== Data listing ==
:::
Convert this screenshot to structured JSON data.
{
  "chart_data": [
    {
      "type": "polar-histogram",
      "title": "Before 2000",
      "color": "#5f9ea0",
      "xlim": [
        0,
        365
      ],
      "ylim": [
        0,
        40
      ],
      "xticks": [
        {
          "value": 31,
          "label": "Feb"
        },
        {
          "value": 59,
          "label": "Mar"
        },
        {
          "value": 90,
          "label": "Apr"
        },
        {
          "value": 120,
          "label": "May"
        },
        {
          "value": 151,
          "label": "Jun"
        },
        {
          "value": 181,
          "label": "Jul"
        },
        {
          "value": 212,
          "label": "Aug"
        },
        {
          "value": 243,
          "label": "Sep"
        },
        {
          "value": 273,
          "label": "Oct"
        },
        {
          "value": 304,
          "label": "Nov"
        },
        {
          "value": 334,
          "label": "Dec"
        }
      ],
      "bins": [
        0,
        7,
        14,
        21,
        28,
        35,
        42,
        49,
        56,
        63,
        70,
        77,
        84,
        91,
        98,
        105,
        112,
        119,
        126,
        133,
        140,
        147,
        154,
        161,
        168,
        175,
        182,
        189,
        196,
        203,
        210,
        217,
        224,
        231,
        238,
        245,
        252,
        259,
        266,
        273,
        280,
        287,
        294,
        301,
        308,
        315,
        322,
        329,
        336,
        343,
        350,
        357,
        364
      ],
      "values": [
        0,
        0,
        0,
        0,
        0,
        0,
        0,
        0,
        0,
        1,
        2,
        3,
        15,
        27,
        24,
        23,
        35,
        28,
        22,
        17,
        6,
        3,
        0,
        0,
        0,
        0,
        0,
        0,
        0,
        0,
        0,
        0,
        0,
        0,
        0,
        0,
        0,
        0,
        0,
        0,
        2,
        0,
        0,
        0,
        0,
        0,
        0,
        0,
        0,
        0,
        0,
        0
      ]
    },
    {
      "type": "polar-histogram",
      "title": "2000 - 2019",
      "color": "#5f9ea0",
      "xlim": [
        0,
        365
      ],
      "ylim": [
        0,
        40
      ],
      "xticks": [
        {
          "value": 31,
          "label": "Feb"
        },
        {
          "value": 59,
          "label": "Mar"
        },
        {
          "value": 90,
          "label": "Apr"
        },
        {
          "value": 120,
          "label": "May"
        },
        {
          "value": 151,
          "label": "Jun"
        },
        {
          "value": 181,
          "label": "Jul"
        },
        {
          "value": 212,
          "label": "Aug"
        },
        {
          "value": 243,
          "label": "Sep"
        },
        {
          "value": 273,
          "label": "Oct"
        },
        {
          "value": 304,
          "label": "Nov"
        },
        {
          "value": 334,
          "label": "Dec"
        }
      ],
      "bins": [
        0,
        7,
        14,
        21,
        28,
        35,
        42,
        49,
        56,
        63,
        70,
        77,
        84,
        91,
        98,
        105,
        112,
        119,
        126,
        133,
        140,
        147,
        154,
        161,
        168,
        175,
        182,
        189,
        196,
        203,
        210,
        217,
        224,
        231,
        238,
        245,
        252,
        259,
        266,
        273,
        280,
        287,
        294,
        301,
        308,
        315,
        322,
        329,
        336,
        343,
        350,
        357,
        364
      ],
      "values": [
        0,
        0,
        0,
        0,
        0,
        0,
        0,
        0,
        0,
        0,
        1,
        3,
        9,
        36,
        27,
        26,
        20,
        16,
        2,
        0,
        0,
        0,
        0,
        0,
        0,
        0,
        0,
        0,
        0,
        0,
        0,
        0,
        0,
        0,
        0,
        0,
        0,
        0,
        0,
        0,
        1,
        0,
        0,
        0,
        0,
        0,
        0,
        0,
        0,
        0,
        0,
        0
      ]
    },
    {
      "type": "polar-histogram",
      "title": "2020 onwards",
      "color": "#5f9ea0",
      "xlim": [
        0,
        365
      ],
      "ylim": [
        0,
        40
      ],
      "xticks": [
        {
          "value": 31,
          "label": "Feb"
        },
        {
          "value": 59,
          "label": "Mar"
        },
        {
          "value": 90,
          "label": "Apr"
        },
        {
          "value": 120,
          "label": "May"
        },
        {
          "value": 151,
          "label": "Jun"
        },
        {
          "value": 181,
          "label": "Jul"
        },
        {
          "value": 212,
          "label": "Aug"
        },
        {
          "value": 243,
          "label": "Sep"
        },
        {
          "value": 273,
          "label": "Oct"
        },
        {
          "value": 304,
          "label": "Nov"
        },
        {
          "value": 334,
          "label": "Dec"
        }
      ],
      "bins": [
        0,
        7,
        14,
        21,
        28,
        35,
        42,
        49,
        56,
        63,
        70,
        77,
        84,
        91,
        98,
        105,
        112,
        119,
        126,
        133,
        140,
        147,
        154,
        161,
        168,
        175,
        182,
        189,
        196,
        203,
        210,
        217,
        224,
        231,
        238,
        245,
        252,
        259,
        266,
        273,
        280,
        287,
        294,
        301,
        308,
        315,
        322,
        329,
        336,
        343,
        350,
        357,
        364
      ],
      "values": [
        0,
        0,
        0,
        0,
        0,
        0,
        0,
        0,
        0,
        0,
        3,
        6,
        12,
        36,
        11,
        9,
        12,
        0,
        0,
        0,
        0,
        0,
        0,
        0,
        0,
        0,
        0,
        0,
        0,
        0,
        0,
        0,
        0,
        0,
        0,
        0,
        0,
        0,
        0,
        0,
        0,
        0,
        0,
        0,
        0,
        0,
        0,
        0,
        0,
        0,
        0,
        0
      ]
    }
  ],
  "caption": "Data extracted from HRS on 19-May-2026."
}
:::
Restate each record word for word.

== Answer to this problem ==
Convert this screenshot to structured JSON data.
{
  "chart_data": [
    {
      "type": "polar-histogram",
      "title": "Before 2000",
      "color": "#5f9ea0",
      "xlim": [
        0,
        365
      ],
      "ylim": [
        0,
        40
      ],
      "xticks": [
        {
          "value": 31,
          "label": "Feb"
        },
        {
          "value": 59,
          "label": "Mar"
        },
        {
          "value": 90,
          "label": "Apr"
        },
        {
          "value": 120,
          "label": "May"
        },
        {
          "value": 151,
          "label": "Jun"
        },
        {
          "value": 181,
          "label": "Jul"
        },
        {
          "value": 212,
          "label": "Aug"
        },
        {
          "value": 243,
          "label": "Sep"
        },
        {
          "value": 273,
          "label": "Oct"
        },
        {
          "value": 304,
          "label": "Nov"
        },
        {
          "value": 334,
          "label": "Dec"
        }
      ],
      "bins": [
        0,
        7,
        14,
        21,
        28,
        35,
        42,
        49,
        56,
        63,
        70,
        77,
        84,
        91,
        98,
        105,
        112,
        119,
        126,
        133,
        140,
        147,
        154,
        161,
        168,
        175,
        182,
        189,
        196,
        203,
        210,
        217,
        224,
        231,
        238,
        245,
        252,
        259,
        266,
        273,
        280,
        287,
        294,
        301,
        308,
        315,
        322,
        329,
        336,
        343,
        350,
        357,
        364
      ],
      "values": [
        0,
        0,
        0,
        0,
        0,
        0,
        0,
        0,
        0,
        1,
        2,
        3,
        15,
        27,
        24,
        23,
        35,
        28,
        22,
        17,
        6,
        3,
        0,
        0,
        0,
        0,
        0,
        0,
        0,
        0,
        0,
        0,
        0,
        0,
        0,
        0,
        0,
        0,
        0,
        0,
        2,
        0,
        0,
        0,
        0,
        0,
        0,
        0,
        0,
        0,
        0,
        0
      ]
    },
    {
      "type": "polar-histogram",
      "title": "2000 - 2019",
      "color": "#5f9ea0",
      "xlim": [
        0,
        365
      ],
      "ylim": [
        0,
        40
      ],
      "xticks": [
        {
          "value": 31,
          "label": "Feb"
        },
        {
          "value": 59,
          "label": "Mar"
        },
        {
          "value": 90,
          "label": "Apr"
        },
        {
          "value": 120,
          "label": "May"
        },
        {
          "value": 151,
          "label": "Jun"
        },
        {
          "value": 181,
          "label": "Jul"
        },
        {
          "value": 212,
          "label": "Aug"
        },
        {
          "value": 243,
          "label": "Sep"
        },
        {
          "value": 273,
          "label": "Oct"
        },
        {
          "value": 304,
          "label": "Nov"
        },
        {
          "value": 334,
          "label": "Dec"
        }
      ],
      "bins": [
        0,
        7,
        14,
        21,
        28,
        35,
        42,
        49,
        56,
        63,
        70,
        77,
        84,
        91,
        98,
        105,
        112,
        119,
        126,
        133,
        140,
        147,
        154,
        161,
        168,
        175,
        182,
        189,
        196,
        203,
        210,
        217,
        224,
        231,
        238,
        245,
        252,
        259,
        266,
        273,
        280,
        287,
        294,
        301,
        308,
        315,
        322,
        329,
        336,
        343,
        350,
        357,
        364
      ],
      "values": [
        0,
        0,
        0,
        0,
        0,
        0,
        0,
        0,
        0,
        0,
        1,
        3,
        9,
        36,
        27,
        26,
        20,
        16,
        2,
        0,
        0,
        0,
        0,
        0,
        0,
        0,
        0,
        0,
        0,
        0,
        0,
        0,
        0,
        0,
        0,
        0,
        0,
        0,
        0,
        0,
        1,
        0,
        0,
        0,
        0,
        0,
        0,
        0,
        0,
        0,
        0,
        0
      ]
    },
    {
      "type": "polar-histogram",
      "title": "2020 onwards",
      "color": "#5f9ea0",
      "xlim": [
        0,
        365
      ],
      "ylim": [
        0,
        40
      ],
      "xticks": [
        {
          "value": 31,
          "label": "Feb"
        },
        {
          "value": 59,
          "label": "Mar"
        },
        {
          "value": 90,
          "label": "Apr"
        },
        {
          "value": 120,
          "label": "May"
        },
        {
          "value": 151,
          "label": "Jun"
        },
        {
          "value": 181,
          "label": "Jul"
        },
        {
          "value": 212,
          "label": "Aug"
        },
        {
          "value": 243,
          "label": "Sep"
        },
        {
          "value": 273,
          "label": "Oct"
        },
        {
          "value": 304,
          "label": "Nov"
        },
        {
          "value": 334,
          "label": "Dec"
        }
      ],
      "bins": [
        0,
        7,
        14,
        21,
        28,
        35,
        42,
        49,
        56,
        63,
        70,
        77,
        84,
        91,
        98,
        105,
        112,
        119,
        126,
        133,
        140,
        147,
        154,
        161,
        168,
        175,
        182,
        189,
        196,
        203,
        210,
        217,
        224,
        231,
        238,
        245,
        252,
        259,
        266,
        273,
        280,
        287,
        294,
        301,
        308,
        315,
        322,
        329,
        336,
        343,
        350,
        357,
        364
      ],
      "values": [
        0,
        0,
        0,
        0,
        0,
        0,
        0,
        0,
        0,
        0,
        3,
        6,
        12,
        36,
        11,
        9,
        12,
        0,
        0,
        0,
        0,
        0,
        0,
        0,
        0,
        0,
        0,
        0,
        0,
        0,
        0,
        0,
        0,
        0,
        0,
        0,
        0,
        0,
        0,
        0,
        0,
        0,
        0,
        0,
        0,
        0,
        0,
        0,
        0,
        0,
        0,
        0
      ]
    }
  ],
  "caption": "Data extracted from HRS on 19-May-2026."
}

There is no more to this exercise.